__Work instructions__.
Restate the whole of the material. Keep every word, and drop the pictures.
◇ ◇ ◇ ◇
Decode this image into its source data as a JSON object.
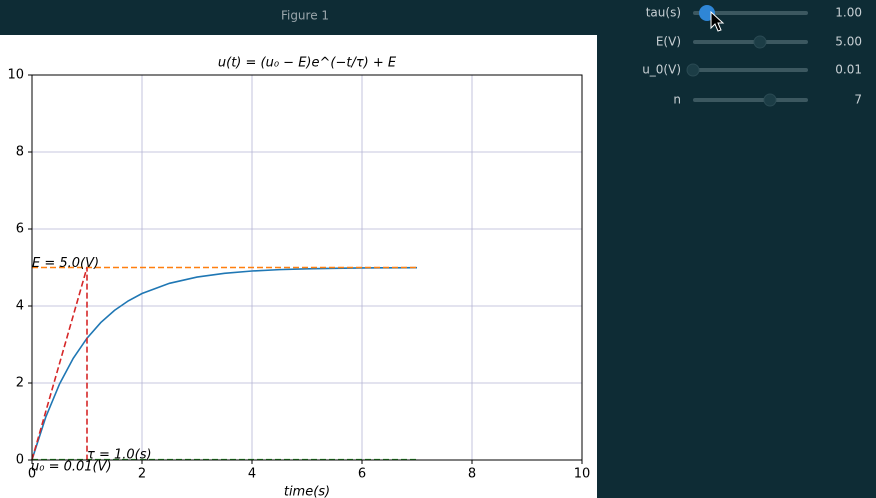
{
  "window": {
    "title": "Figure 1"
  },
  "sliders": [
    {
      "label": "tau(s)",
      "value": "1.00"
    },
    {
      "label": "E(V)",
      "value": "5.00"
    },
    {
      "label": "u_0(V)",
      "value": "0.01"
    },
    {
      "label": "n",
      "value": "7"
    }
  ],
  "chart_data": {
    "type": "line",
    "title": "u(t) = (u₀ − E)e^(−t/τ) + E",
    "x_label": "time(s)",
    "annotations": [
      "E = 5.0(V)",
      "τ = 1.0(s)",
      "u₀ = 0.01(V)"
    ],
    "xlim": [
      0,
      10
    ],
    "ylim": [
      0,
      10
    ],
    "xticks": [
      0,
      2,
      4,
      6,
      8,
      10
    ],
    "yticks": [
      0,
      2,
      4,
      6,
      8,
      10
    ],
    "grid": true,
    "grid_color": "#b4b4d4",
    "series": [
      {
        "color": "#1f77b4",
        "linestyle": "solid",
        "x": [
          0,
          0.25,
          0.5,
          0.75,
          1,
          1.25,
          1.5,
          1.75,
          2,
          2.5,
          3,
          3.5,
          4,
          4.5,
          5,
          5.5,
          6,
          6.5,
          7
        ],
        "values": [
          0.01,
          1.114,
          1.973,
          2.643,
          3.164,
          3.57,
          3.887,
          4.133,
          4.325,
          4.59,
          4.752,
          4.849,
          4.909,
          4.945,
          4.966,
          4.98,
          4.988,
          4.993,
          4.995
        ]
      },
      {
        "color": "#ff7f0e",
        "linestyle": "dashed",
        "x": [
          0,
          7
        ],
        "values": [
          5,
          5
        ]
      },
      {
        "color": "#2ca02c",
        "linestyle": "dashed",
        "x": [
          0,
          7
        ],
        "values": [
          0.01,
          0.01
        ]
      },
      {
        "color": "#d62728",
        "linestyle": "dashed",
        "x": [
          0,
          1,
          1
        ],
        "values": [
          0.01,
          5,
          0
        ]
      }
    ]
  }
}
◇ ◇ ◇ ◇
__Correct response__.
Decode this image into its source data as a JSON object.
{
  "window": {
    "title": "Figure 1"
  },
  "sliders": [
    {
      "label": "tau(s)",
      "value": "1.00"
    },
    {
      "label": "E(V)",
      "value": "5.00"
    },
    {
      "label": "u_0(V)",
      "value": "0.01"
    },
    {
      "label": "n",
      "value": "7"
    }
  ],
  "chart_data": {
    "type": "line",
    "title": "u(t) = (u₀ − E)e^(−t/τ) + E",
    "x_label": "time(s)",
    "annotations": [
      "E = 5.0(V)",
      "τ = 1.0(s)",
      "u₀ = 0.01(V)"
    ],
    "xlim": [
      0,
      10
    ],
    "ylim": [
      0,
      10
    ],
    "xticks": [
      0,
      2,
      4,
      6,
      8,
      10
    ],
    "yticks": [
      0,
      2,
      4,
      6,
      8,
      10
    ],
    "grid": true,
    "grid_color": "#b4b4d4",
    "series": [
      {
        "color": "#1f77b4",
        "linestyle": "solid",
        "x": [
          0,
          0.25,
          0.5,
          0.75,
          1,
          1.25,
          1.5,
          1.75,
          2,
          2.5,
          3,
          3.5,
          4,
          4.5,
          5,
          5.5,
          6,
          6.5,
          7
        ],
        "values": [
          0.01,
          1.114,
          1.973,
          2.643,
          3.164,
          3.57,
          3.887,
          4.133,
          4.325,
          4.59,
          4.752,
          4.849,
          4.909,
          4.945,
          4.966,
          4.98,
          4.988,
          4.993,
          4.995
        ]
      },
      {
        "color": "#ff7f0e",
        "linestyle": "dashed",
        "x": [
          0,
          7
        ],
        "values": [
          5,
          5
        ]
      },
      {
        "color": "#2ca02c",
        "linestyle": "dashed",
        "x": [
          0,
          7
        ],
        "values": [
          0.01,
          0.01
        ]
      },
      {
        "color": "#d62728",
        "linestyle": "dashed",
        "x": [
          0,
          1,
          1
        ],
        "values": [
          0.01,
          5,
          0
        ]
      }
    ]
  }
}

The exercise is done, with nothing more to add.